-- SUPPLIED ENTRIES start --

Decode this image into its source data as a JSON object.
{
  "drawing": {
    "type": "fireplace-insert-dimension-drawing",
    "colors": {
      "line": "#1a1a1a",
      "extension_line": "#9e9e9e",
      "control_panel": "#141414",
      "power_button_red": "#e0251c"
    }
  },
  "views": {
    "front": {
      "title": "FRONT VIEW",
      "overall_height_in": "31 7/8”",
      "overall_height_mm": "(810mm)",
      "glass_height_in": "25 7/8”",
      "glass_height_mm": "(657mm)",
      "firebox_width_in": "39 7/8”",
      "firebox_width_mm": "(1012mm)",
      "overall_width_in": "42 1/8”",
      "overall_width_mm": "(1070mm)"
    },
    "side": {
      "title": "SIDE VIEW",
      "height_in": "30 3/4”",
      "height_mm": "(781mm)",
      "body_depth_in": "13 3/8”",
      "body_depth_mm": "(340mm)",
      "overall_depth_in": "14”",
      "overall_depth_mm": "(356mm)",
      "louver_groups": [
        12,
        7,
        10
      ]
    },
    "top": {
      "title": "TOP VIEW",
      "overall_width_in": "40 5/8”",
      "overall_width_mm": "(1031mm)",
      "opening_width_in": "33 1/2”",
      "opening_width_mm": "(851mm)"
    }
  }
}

-- SUPPLIED ENTRIES end --

AIM — Nothing should be left out: repeat all of the data exactly.

RESPONSE —
Decode this image into its source data as a JSON object.
{
  "drawing": {
    "type": "fireplace-insert-dimension-drawing",
    "colors": {
      "line": "#1a1a1a",
      "extension_line": "#9e9e9e",
      "control_panel": "#141414",
      "power_button_red": "#e0251c"
    }
  },
  "views": {
    "front": {
      "title": "FRONT VIEW",
      "overall_height_in": "31 7/8”",
      "overall_height_mm": "(810mm)",
      "glass_height_in": "25 7/8”",
      "glass_height_mm": "(657mm)",
      "firebox_width_in": "39 7/8”",
      "firebox_width_mm": "(1012mm)",
      "overall_width_in": "42 1/8”",
      "overall_width_mm": "(1070mm)"
    },
    "side": {
      "title": "SIDE VIEW",
      "height_in": "30 3/4”",
      "height_mm": "(781mm)",
      "body_depth_in": "13 3/8”",
      "body_depth_mm": "(340mm)",
      "overall_depth_in": "14”",
      "overall_depth_mm": "(356mm)",
      "louver_groups": [
        12,
        7,
        10
      ]
    },
    "top": {
      "title": "TOP VIEW",
      "overall_width_in": "40 5/8”",
      "overall_width_mm": "(1031mm)",
      "opening_width_in": "33 1/2”",
      "opening_width_mm": "(851mm)"
    }
  }
}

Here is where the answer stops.